Data supplied:
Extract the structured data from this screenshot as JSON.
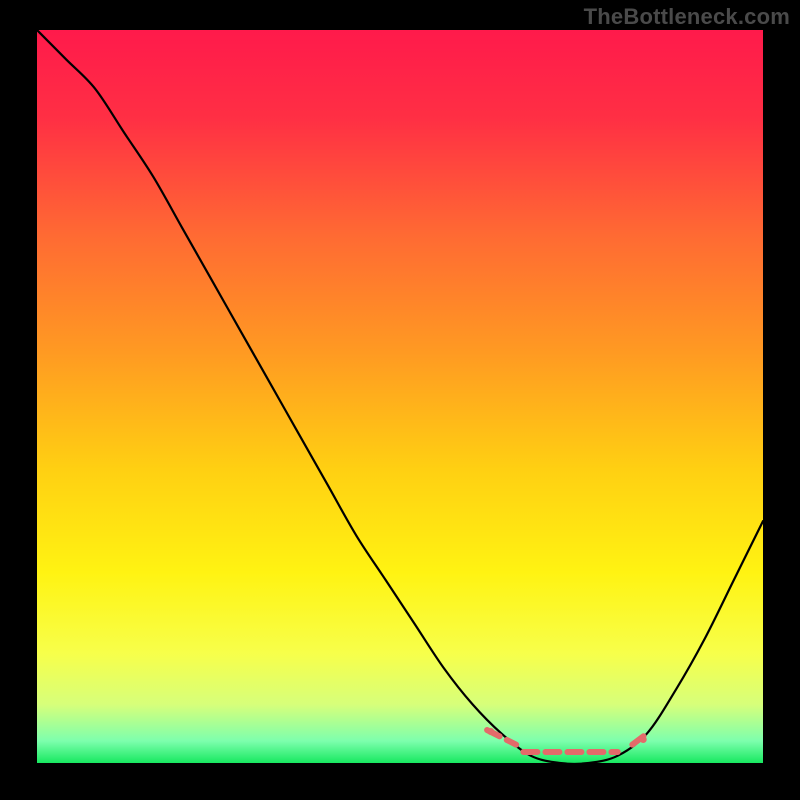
{
  "watermark": "TheBottleneck.com",
  "chart_data": {
    "type": "line",
    "title": "",
    "xlabel": "",
    "ylabel": "",
    "xlim": [
      0,
      100
    ],
    "ylim": [
      0,
      100
    ],
    "gradient_stops": [
      {
        "offset": 0.0,
        "color": "#ff1a4b"
      },
      {
        "offset": 0.12,
        "color": "#ff2f44"
      },
      {
        "offset": 0.28,
        "color": "#ff6a33"
      },
      {
        "offset": 0.44,
        "color": "#ff9a22"
      },
      {
        "offset": 0.6,
        "color": "#ffd012"
      },
      {
        "offset": 0.74,
        "color": "#fff312"
      },
      {
        "offset": 0.85,
        "color": "#f7ff4a"
      },
      {
        "offset": 0.92,
        "color": "#d7ff7a"
      },
      {
        "offset": 0.97,
        "color": "#7dffad"
      },
      {
        "offset": 1.0,
        "color": "#18e860"
      }
    ],
    "series": [
      {
        "name": "bottleneck-curve",
        "color": "#000000",
        "x": [
          0,
          4,
          8,
          12,
          16,
          20,
          24,
          28,
          32,
          36,
          40,
          44,
          48,
          52,
          56,
          60,
          64,
          68,
          72,
          76,
          80,
          84,
          88,
          92,
          96,
          100
        ],
        "y": [
          100,
          96,
          92,
          86,
          80,
          73,
          66,
          59,
          52,
          45,
          38,
          31,
          25,
          19,
          13,
          8,
          4,
          1,
          0,
          0,
          1,
          4,
          10,
          17,
          25,
          33
        ]
      }
    ],
    "accent": {
      "name": "optimal-range",
      "color": "#e46a6a",
      "segments": [
        {
          "x": [
            62,
            66
          ],
          "y": [
            4.5,
            2.5
          ]
        },
        {
          "x": [
            67,
            80
          ],
          "y": [
            1.5,
            1.5
          ]
        },
        {
          "x": [
            82,
            84
          ],
          "y": [
            2.5,
            4.0
          ]
        }
      ],
      "points": [
        {
          "x": 62.5,
          "y": 4.3
        },
        {
          "x": 83.5,
          "y": 3.2
        }
      ]
    }
  }
}
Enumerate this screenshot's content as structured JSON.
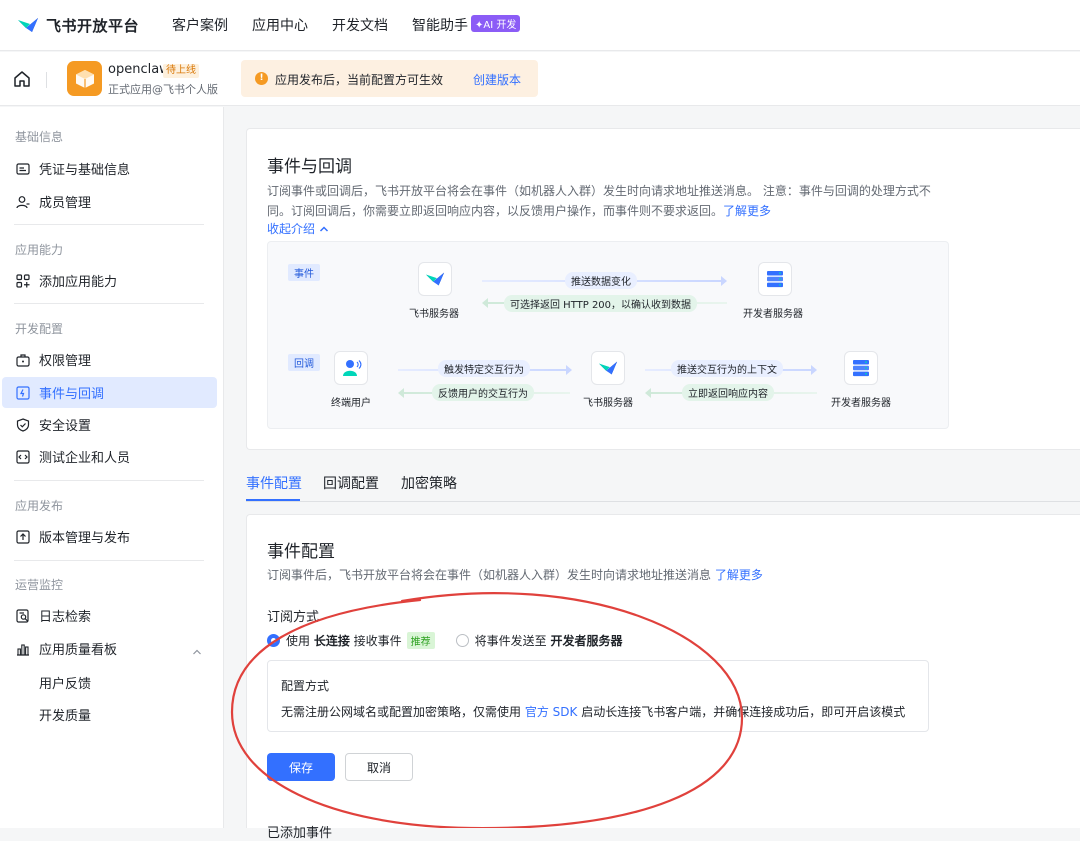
{
  "brand": {
    "name": "飞书开放平台"
  },
  "nav": {
    "items": [
      "客户案例",
      "应用中心",
      "开发文档",
      "智能助手"
    ],
    "ai_badge": "✦AI 开发"
  },
  "app": {
    "name": "openclaw",
    "status": "待上线",
    "owner": "正式应用@飞书个人版"
  },
  "notice": {
    "text": "应用发布后，当前配置方可生效",
    "link": "创建版本",
    "icon": "!"
  },
  "sidebar": {
    "groups": [
      "基础信息",
      "应用能力",
      "开发配置",
      "应用发布",
      "运营监控"
    ],
    "items": {
      "credentials": "凭证与基础信息",
      "members": "成员管理",
      "add_capability": "添加应用能力",
      "permissions": "权限管理",
      "events": "事件与回调",
      "security": "安全设置",
      "test_org": "测试企业和人员",
      "versions": "版本管理与发布",
      "logs": "日志检索",
      "quality_board": "应用质量看板",
      "feedback": "用户反馈",
      "dev_quality": "开发质量"
    }
  },
  "intro": {
    "title": "事件与回调",
    "desc": "订阅事件或回调后，飞书开放平台将会在事件（如机器人入群）发生时向请求地址推送消息。 注意：事件与回调的处理方式不同。订阅回调后，你需要立即返回响应内容，以反馈用户操作，而事件则不要求返回。",
    "learn_more": "了解更多",
    "collapse": "收起介绍"
  },
  "diagram": {
    "event_tag": "事件",
    "callback_tag": "回调",
    "feishu_server": "飞书服务器",
    "dev_server": "开发者服务器",
    "end_user": "终端用户",
    "push_data": "推送数据变化",
    "return_http": "可选择返回 HTTP 200，以确认收到数据",
    "trigger": "触发特定交互行为",
    "feedback": "反馈用户的交互行为",
    "push_context": "推送交互行为的上下文",
    "return_now": "立即返回响应内容"
  },
  "tabs": [
    "事件配置",
    "回调配置",
    "加密策略"
  ],
  "event_config": {
    "title": "事件配置",
    "desc": "订阅事件后，飞书开放平台将会在事件（如机器人入群）发生时向请求地址推送消息",
    "learn_more": "了解更多",
    "subscribe_label": "订阅方式",
    "opt1_pre": "使用 ",
    "opt1_bold": "长连接",
    "opt1_post": " 接收事件",
    "recommend": "推荐",
    "opt2_pre": "将事件发送至 ",
    "opt2_bold": "开发者服务器",
    "config_title": "配置方式",
    "config_desc_pre": "无需注册公网域名或配置加密策略，仅需使用 ",
    "config_link": "官方 SDK",
    "config_desc_post": " 启动长连接飞书客户端，并确保连接成功后，即可开启该模式",
    "save": "保存",
    "cancel": "取消",
    "added_events": "已添加事件"
  },
  "colors": {
    "accent": "#3370ff",
    "warning": "#f59a23",
    "annotation": "#e0413c"
  }
}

Aim:
Write out each entry exactly as given, omitting any picture.

Response to this task:
Extract the structured data from this screenshot as JSON.
{
  "watermark": "TheBottleneck.com",
  "chart_data": {
    "type": "line",
    "title": "",
    "xlabel": "",
    "ylabel": "",
    "xlim": [
      0,
      100
    ],
    "ylim": [
      0,
      100
    ],
    "gradient_stops": [
      {
        "offset": 0.0,
        "color": "#ff1a4b"
      },
      {
        "offset": 0.12,
        "color": "#ff2f44"
      },
      {
        "offset": 0.28,
        "color": "#ff6a33"
      },
      {
        "offset": 0.44,
        "color": "#ff9a22"
      },
      {
        "offset": 0.6,
        "color": "#ffd012"
      },
      {
        "offset": 0.74,
        "color": "#fff312"
      },
      {
        "offset": 0.85,
        "color": "#f7ff4a"
      },
      {
        "offset": 0.92,
        "color": "#d7ff7a"
      },
      {
        "offset": 0.97,
        "color": "#7dffad"
      },
      {
        "offset": 1.0,
        "color": "#18e860"
      }
    ],
    "series": [
      {
        "name": "bottleneck-curve",
        "color": "#000000",
        "x": [
          0,
          4,
          8,
          12,
          16,
          20,
          24,
          28,
          32,
          36,
          40,
          44,
          48,
          52,
          56,
          60,
          64,
          68,
          72,
          76,
          80,
          84,
          88,
          92,
          96,
          100
        ],
        "y": [
          100,
          96,
          92,
          86,
          80,
          73,
          66,
          59,
          52,
          45,
          38,
          31,
          25,
          19,
          13,
          8,
          4,
          1,
          0,
          0,
          1,
          4,
          10,
          17,
          25,
          33
        ]
      }
    ],
    "accent": {
      "name": "optimal-range",
      "color": "#e46a6a",
      "segments": [
        {
          "x": [
            62,
            66
          ],
          "y": [
            4.5,
            2.5
          ]
        },
        {
          "x": [
            67,
            80
          ],
          "y": [
            1.5,
            1.5
          ]
        },
        {
          "x": [
            82,
            84
          ],
          "y": [
            2.5,
            4.0
          ]
        }
      ],
      "points": [
        {
          "x": 62.5,
          "y": 4.3
        },
        {
          "x": 83.5,
          "y": 3.2
        }
      ]
    }
  }
}
Enumerate this screenshot's content as structured JSON.
{
  "brand": {
    "name": "飞书开放平台"
  },
  "nav": {
    "items": [
      "客户案例",
      "应用中心",
      "开发文档",
      "智能助手"
    ],
    "ai_badge": "✦AI 开发"
  },
  "app": {
    "name": "openclaw",
    "status": "待上线",
    "owner": "正式应用@飞书个人版"
  },
  "notice": {
    "text": "应用发布后，当前配置方可生效",
    "link": "创建版本",
    "icon": "!"
  },
  "sidebar": {
    "groups": [
      "基础信息",
      "应用能力",
      "开发配置",
      "应用发布",
      "运营监控"
    ],
    "items": {
      "credentials": "凭证与基础信息",
      "members": "成员管理",
      "add_capability": "添加应用能力",
      "permissions": "权限管理",
      "events": "事件与回调",
      "security": "安全设置",
      "test_org": "测试企业和人员",
      "versions": "版本管理与发布",
      "logs": "日志检索",
      "quality_board": "应用质量看板",
      "feedback": "用户反馈",
      "dev_quality": "开发质量"
    }
  },
  "intro": {
    "title": "事件与回调",
    "desc": "订阅事件或回调后，飞书开放平台将会在事件（如机器人入群）发生时向请求地址推送消息。 注意：事件与回调的处理方式不同。订阅回调后，你需要立即返回响应内容，以反馈用户操作，而事件则不要求返回。",
    "learn_more": "了解更多",
    "collapse": "收起介绍"
  },
  "diagram": {
    "event_tag": "事件",
    "callback_tag": "回调",
    "feishu_server": "飞书服务器",
    "dev_server": "开发者服务器",
    "end_user": "终端用户",
    "push_data": "推送数据变化",
    "return_http": "可选择返回 HTTP 200，以确认收到数据",
    "trigger": "触发特定交互行为",
    "feedback": "反馈用户的交互行为",
    "push_context": "推送交互行为的上下文",
    "return_now": "立即返回响应内容"
  },
  "tabs": [
    "事件配置",
    "回调配置",
    "加密策略"
  ],
  "event_config": {
    "title": "事件配置",
    "desc": "订阅事件后，飞书开放平台将会在事件（如机器人入群）发生时向请求地址推送消息",
    "learn_more": "了解更多",
    "subscribe_label": "订阅方式",
    "opt1_pre": "使用 ",
    "opt1_bold": "长连接",
    "opt1_post": " 接收事件",
    "recommend": "推荐",
    "opt2_pre": "将事件发送至 ",
    "opt2_bold": "开发者服务器",
    "config_title": "配置方式",
    "config_desc_pre": "无需注册公网域名或配置加密策略，仅需使用 ",
    "config_link": "官方 SDK",
    "config_desc_post": " 启动长连接飞书客户端，并确保连接成功后，即可开启该模式",
    "save": "保存",
    "cancel": "取消",
    "added_events": "已添加事件"
  },
  "colors": {
    "accent": "#3370ff",
    "warning": "#f59a23",
    "annotation": "#e0413c"
  }
}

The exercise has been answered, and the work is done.